→ **Aim of the exercise**
Reproduce the data in its entirety, exactly as supplied.

→ **Dataset entries**
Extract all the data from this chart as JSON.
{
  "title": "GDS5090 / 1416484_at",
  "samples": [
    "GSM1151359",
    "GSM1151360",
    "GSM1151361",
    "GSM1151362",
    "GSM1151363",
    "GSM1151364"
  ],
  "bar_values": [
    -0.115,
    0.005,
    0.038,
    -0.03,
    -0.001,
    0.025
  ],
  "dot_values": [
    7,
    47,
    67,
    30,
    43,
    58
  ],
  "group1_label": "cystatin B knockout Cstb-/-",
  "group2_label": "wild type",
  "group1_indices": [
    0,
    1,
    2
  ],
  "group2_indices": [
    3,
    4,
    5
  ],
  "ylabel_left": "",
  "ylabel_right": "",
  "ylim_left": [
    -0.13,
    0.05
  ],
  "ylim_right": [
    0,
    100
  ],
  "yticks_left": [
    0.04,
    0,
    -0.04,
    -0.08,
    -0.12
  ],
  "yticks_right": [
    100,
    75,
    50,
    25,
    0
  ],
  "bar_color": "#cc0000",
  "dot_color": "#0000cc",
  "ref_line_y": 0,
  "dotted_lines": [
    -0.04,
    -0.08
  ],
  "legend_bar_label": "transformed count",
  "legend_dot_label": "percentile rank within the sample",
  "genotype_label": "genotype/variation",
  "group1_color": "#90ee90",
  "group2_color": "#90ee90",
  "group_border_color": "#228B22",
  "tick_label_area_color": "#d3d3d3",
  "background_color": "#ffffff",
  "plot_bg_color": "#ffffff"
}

→ **Response to this task**
Extract all the data from this chart as JSON.
{
  "title": "GDS5090 / 1416484_at",
  "samples": [
    "GSM1151359",
    "GSM1151360",
    "GSM1151361",
    "GSM1151362",
    "GSM1151363",
    "GSM1151364"
  ],
  "bar_values": [
    -0.115,
    0.005,
    0.038,
    -0.03,
    -0.001,
    0.025
  ],
  "dot_values": [
    7,
    47,
    67,
    30,
    43,
    58
  ],
  "group1_label": "cystatin B knockout Cstb-/-",
  "group2_label": "wild type",
  "group1_indices": [
    0,
    1,
    2
  ],
  "group2_indices": [
    3,
    4,
    5
  ],
  "ylabel_left": "",
  "ylabel_right": "",
  "ylim_left": [
    -0.13,
    0.05
  ],
  "ylim_right": [
    0,
    100
  ],
  "yticks_left": [
    0.04,
    0,
    -0.04,
    -0.08,
    -0.12
  ],
  "yticks_right": [
    100,
    75,
    50,
    25,
    0
  ],
  "bar_color": "#cc0000",
  "dot_color": "#0000cc",
  "ref_line_y": 0,
  "dotted_lines": [
    -0.04,
    -0.08
  ],
  "legend_bar_label": "transformed count",
  "legend_dot_label": "percentile rank within the sample",
  "genotype_label": "genotype/variation",
  "group1_color": "#90ee90",
  "group2_color": "#90ee90",
  "group_border_color": "#228B22",
  "tick_label_area_color": "#d3d3d3",
  "background_color": "#ffffff",
  "plot_bg_color": "#ffffff"
}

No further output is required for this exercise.